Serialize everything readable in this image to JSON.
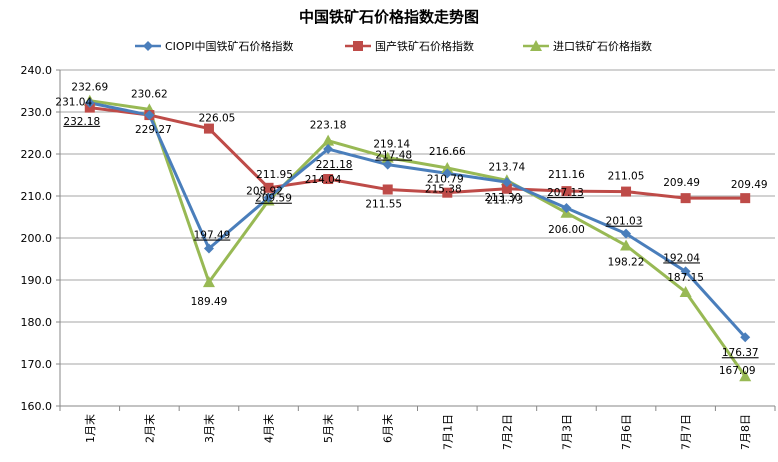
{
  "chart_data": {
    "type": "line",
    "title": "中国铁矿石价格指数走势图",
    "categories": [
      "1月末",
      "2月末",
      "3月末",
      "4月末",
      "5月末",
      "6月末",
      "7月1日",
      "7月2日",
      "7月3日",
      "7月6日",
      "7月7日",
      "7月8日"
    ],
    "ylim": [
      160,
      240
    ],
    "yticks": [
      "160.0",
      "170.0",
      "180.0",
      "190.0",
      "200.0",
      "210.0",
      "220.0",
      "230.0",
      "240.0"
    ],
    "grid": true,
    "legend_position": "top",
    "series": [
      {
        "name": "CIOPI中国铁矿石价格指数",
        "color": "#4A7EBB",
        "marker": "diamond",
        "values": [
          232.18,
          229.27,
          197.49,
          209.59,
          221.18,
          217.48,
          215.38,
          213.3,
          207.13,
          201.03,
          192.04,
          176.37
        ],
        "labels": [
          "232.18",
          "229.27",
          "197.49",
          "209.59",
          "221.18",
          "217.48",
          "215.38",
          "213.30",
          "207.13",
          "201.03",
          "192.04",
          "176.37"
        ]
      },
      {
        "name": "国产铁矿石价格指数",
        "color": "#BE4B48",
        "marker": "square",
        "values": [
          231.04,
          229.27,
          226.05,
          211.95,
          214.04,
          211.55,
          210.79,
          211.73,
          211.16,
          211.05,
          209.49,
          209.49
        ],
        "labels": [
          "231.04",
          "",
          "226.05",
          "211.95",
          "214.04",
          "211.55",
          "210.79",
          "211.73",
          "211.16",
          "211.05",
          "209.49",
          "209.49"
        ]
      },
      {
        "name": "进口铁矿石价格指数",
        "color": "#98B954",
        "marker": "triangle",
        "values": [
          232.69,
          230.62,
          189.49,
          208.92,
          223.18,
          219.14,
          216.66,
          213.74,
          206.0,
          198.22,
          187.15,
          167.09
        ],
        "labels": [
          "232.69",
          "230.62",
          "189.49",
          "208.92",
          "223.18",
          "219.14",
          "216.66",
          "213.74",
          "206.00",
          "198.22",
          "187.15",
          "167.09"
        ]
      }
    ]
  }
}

+ + +

Work to do: Tally the lines in the entries above that hold the word "marker". Reply with nothing but that count.

Result of the task: 3